## start
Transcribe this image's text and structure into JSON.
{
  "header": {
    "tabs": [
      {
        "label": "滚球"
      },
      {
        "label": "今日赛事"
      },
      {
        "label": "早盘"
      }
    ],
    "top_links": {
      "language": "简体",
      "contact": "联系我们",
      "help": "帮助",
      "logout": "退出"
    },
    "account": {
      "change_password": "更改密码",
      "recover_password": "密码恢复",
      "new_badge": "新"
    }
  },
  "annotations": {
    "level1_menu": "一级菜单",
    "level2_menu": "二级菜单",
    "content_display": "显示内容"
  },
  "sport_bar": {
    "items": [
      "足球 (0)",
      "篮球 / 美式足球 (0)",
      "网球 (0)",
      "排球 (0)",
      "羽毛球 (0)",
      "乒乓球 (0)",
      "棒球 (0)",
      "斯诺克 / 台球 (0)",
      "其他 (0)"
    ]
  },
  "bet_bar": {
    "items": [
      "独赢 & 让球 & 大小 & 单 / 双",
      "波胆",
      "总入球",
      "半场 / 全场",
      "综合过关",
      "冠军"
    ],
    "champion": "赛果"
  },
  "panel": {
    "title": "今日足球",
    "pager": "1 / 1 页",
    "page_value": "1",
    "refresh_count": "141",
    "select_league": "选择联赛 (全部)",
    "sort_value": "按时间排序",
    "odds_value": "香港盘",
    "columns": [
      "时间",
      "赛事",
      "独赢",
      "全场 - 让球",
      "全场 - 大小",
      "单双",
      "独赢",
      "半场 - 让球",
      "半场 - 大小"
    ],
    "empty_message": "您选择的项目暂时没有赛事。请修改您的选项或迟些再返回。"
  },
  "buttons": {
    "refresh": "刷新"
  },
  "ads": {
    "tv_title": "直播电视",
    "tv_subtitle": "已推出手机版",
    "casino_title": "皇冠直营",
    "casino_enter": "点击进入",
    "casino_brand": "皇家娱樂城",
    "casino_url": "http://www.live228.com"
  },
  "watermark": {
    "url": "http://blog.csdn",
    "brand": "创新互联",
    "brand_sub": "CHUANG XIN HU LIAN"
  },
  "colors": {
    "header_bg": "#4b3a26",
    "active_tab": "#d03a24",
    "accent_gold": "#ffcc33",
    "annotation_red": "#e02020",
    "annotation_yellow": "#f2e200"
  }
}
## end
CHALLENGE: The records above should be repeated in full, exactly as given.

ANSWER TO THIS PROBLEM:
Transcribe this image's text and structure into JSON.
{
  "header": {
    "tabs": [
      {
        "label": "滚球"
      },
      {
        "label": "今日赛事"
      },
      {
        "label": "早盘"
      }
    ],
    "top_links": {
      "language": "简体",
      "contact": "联系我们",
      "help": "帮助",
      "logout": "退出"
    },
    "account": {
      "change_password": "更改密码",
      "recover_password": "密码恢复",
      "new_badge": "新"
    }
  },
  "annotations": {
    "level1_menu": "一级菜单",
    "level2_menu": "二级菜单",
    "content_display": "显示内容"
  },
  "sport_bar": {
    "items": [
      "足球 (0)",
      "篮球 / 美式足球 (0)",
      "网球 (0)",
      "排球 (0)",
      "羽毛球 (0)",
      "乒乓球 (0)",
      "棒球 (0)",
      "斯诺克 / 台球 (0)",
      "其他 (0)"
    ]
  },
  "bet_bar": {
    "items": [
      "独赢 & 让球 & 大小 & 单 / 双",
      "波胆",
      "总入球",
      "半场 / 全场",
      "综合过关",
      "冠军"
    ],
    "champion": "赛果"
  },
  "panel": {
    "title": "今日足球",
    "pager": "1 / 1 页",
    "page_value": "1",
    "refresh_count": "141",
    "select_league": "选择联赛 (全部)",
    "sort_value": "按时间排序",
    "odds_value": "香港盘",
    "columns": [
      "时间",
      "赛事",
      "独赢",
      "全场 - 让球",
      "全场 - 大小",
      "单双",
      "独赢",
      "半场 - 让球",
      "半场 - 大小"
    ],
    "empty_message": "您选择的项目暂时没有赛事。请修改您的选项或迟些再返回。"
  },
  "buttons": {
    "refresh": "刷新"
  },
  "ads": {
    "tv_title": "直播电视",
    "tv_subtitle": "已推出手机版",
    "casino_title": "皇冠直营",
    "casino_enter": "点击进入",
    "casino_brand": "皇家娱樂城",
    "casino_url": "http://www.live228.com"
  },
  "watermark": {
    "url": "http://blog.csdn",
    "brand": "创新互联",
    "brand_sub": "CHUANG XIN HU LIAN"
  },
  "colors": {
    "header_bg": "#4b3a26",
    "active_tab": "#d03a24",
    "accent_gold": "#ffcc33",
    "annotation_red": "#e02020",
    "annotation_yellow": "#f2e200"
  }
}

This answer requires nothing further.